Print, exactly and completely, every entry in the data.

--- Begin INPUT ---

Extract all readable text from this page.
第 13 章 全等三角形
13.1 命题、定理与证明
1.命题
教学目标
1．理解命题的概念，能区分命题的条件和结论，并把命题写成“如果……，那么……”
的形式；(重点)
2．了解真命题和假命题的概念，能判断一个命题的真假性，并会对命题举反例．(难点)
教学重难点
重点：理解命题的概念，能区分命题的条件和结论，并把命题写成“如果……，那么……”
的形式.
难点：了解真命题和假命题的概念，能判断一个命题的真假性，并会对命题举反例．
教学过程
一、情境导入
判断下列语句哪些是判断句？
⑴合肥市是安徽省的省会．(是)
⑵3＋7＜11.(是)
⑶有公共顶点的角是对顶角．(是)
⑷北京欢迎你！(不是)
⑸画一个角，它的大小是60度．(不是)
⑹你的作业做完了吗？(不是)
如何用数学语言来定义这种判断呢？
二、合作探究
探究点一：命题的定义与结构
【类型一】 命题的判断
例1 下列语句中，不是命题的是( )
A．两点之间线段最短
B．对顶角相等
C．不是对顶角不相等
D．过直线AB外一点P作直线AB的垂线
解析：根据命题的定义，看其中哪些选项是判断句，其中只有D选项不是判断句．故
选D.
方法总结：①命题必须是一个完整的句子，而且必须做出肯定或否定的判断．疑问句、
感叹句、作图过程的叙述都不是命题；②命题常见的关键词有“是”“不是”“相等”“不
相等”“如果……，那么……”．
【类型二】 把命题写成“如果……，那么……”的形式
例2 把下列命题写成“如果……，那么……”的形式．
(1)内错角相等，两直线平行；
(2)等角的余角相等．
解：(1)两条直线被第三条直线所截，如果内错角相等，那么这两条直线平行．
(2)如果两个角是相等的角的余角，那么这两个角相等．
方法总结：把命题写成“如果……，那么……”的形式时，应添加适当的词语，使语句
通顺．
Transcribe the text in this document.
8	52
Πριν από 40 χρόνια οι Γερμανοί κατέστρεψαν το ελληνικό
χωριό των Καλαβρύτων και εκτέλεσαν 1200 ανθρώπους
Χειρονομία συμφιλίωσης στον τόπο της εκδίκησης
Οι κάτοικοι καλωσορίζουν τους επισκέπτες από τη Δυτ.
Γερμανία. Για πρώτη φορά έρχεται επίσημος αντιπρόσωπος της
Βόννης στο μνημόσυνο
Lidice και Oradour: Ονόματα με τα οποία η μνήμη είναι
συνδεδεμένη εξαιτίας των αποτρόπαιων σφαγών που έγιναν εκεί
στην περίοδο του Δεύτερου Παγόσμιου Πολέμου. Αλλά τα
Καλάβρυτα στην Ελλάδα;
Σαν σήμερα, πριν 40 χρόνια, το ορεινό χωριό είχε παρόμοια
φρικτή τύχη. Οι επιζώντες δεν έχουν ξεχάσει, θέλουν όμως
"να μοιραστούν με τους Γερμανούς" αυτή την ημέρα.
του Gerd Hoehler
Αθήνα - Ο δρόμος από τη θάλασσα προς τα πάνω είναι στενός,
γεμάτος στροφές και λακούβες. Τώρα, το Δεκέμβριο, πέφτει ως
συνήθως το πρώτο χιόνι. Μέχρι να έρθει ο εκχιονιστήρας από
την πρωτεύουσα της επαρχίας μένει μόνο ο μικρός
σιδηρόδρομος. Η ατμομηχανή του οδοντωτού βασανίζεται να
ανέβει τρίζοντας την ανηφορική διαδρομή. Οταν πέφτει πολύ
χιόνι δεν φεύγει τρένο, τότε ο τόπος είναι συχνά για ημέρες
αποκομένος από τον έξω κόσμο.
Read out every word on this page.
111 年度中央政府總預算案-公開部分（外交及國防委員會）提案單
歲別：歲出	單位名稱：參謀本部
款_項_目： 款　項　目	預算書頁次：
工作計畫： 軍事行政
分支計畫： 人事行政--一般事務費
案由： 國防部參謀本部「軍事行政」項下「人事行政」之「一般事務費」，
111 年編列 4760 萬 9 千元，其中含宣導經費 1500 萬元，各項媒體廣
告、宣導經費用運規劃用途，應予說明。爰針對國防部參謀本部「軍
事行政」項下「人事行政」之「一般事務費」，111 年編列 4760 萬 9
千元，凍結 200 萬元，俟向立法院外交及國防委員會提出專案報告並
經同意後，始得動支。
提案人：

--- End INPUT ---

FINISHED TASK |
Extract all readable text from this page.
第 13 章 全等三角形
13.1 命题、定理与证明
1.命题
教学目标
1．理解命题的概念，能区分命题的条件和结论，并把命题写成“如果……，那么……”
的形式；(重点)
2．了解真命题和假命题的概念，能判断一个命题的真假性，并会对命题举反例．(难点)
教学重难点
重点：理解命题的概念，能区分命题的条件和结论，并把命题写成“如果……，那么……”
的形式.
难点：了解真命题和假命题的概念，能判断一个命题的真假性，并会对命题举反例．
教学过程
一、情境导入
判断下列语句哪些是判断句？
⑴合肥市是安徽省的省会．(是)
⑵3＋7＜11.(是)
⑶有公共顶点的角是对顶角．(是)
⑷北京欢迎你！(不是)
⑸画一个角，它的大小是60度．(不是)
⑹你的作业做完了吗？(不是)
如何用数学语言来定义这种判断呢？
二、合作探究
探究点一：命题的定义与结构
【类型一】 命题的判断
例1 下列语句中，不是命题的是( )
A．两点之间线段最短
B．对顶角相等
C．不是对顶角不相等
D．过直线AB外一点P作直线AB的垂线
解析：根据命题的定义，看其中哪些选项是判断句，其中只有D选项不是判断句．故
选D.
方法总结：①命题必须是一个完整的句子，而且必须做出肯定或否定的判断．疑问句、
感叹句、作图过程的叙述都不是命题；②命题常见的关键词有“是”“不是”“相等”“不
相等”“如果……，那么……”．
【类型二】 把命题写成“如果……，那么……”的形式
例2 把下列命题写成“如果……，那么……”的形式．
(1)内错角相等，两直线平行；
(2)等角的余角相等．
解：(1)两条直线被第三条直线所截，如果内错角相等，那么这两条直线平行．
(2)如果两个角是相等的角的余角，那么这两个角相等．
方法总结：把命题写成“如果……，那么……”的形式时，应添加适当的词语，使语句
通顺．
Transcribe the text in this document.
8	52
Πριν από 40 χρόνια οι Γερμανοί κατέστρεψαν το ελληνικό
χωριό των Καλαβρύτων και εκτέλεσαν 1200 ανθρώπους
Χειρονομία συμφιλίωσης στον τόπο της εκδίκησης
Οι κάτοικοι καλωσορίζουν τους επισκέπτες από τη Δυτ.
Γερμανία. Για πρώτη φορά έρχεται επίσημος αντιπρόσωπος της
Βόννης στο μνημόσυνο
Lidice και Oradour: Ονόματα με τα οποία η μνήμη είναι
συνδεδεμένη εξαιτίας των αποτρόπαιων σφαγών που έγιναν εκεί
στην περίοδο του Δεύτερου Παγόσμιου Πολέμου. Αλλά τα
Καλάβρυτα στην Ελλάδα;
Σαν σήμερα, πριν 40 χρόνια, το ορεινό χωριό είχε παρόμοια
φρικτή τύχη. Οι επιζώντες δεν έχουν ξεχάσει, θέλουν όμως
"να μοιραστούν με τους Γερμανούς" αυτή την ημέρα.
του Gerd Hoehler
Αθήνα - Ο δρόμος από τη θάλασσα προς τα πάνω είναι στενός,
γεμάτος στροφές και λακούβες. Τώρα, το Δεκέμβριο, πέφτει ως
συνήθως το πρώτο χιόνι. Μέχρι να έρθει ο εκχιονιστήρας από
την πρωτεύουσα της επαρχίας μένει μόνο ο μικρός
σιδηρόδρομος. Η ατμομηχανή του οδοντωτού βασανίζεται να
ανέβει τρίζοντας την ανηφορική διαδρομή. Οταν πέφτει πολύ
χιόνι δεν φεύγει τρένο, τότε ο τόπος είναι συχνά για ημέρες
αποκομένος από τον έξω κόσμο.
Read out every word on this page.
111 年度中央政府總預算案-公開部分（外交及國防委員會）提案單
歲別：歲出	單位名稱：參謀本部
款_項_目： 款　項　目	預算書頁次：
工作計畫： 軍事行政
分支計畫： 人事行政--一般事務費
案由： 國防部參謀本部「軍事行政」項下「人事行政」之「一般事務費」，
111 年編列 4760 萬 9 千元，其中含宣導經費 1500 萬元，各項媒體廣
告、宣導經費用運規劃用途，應予說明。爰針對國防部參謀本部「軍
事行政」項下「人事行政」之「一般事務費」，111 年編列 4760 萬 9
千元，凍結 200 萬元，俟向立法院外交及國防委員會提出專案報告並
經同意後，始得動支。
提案人：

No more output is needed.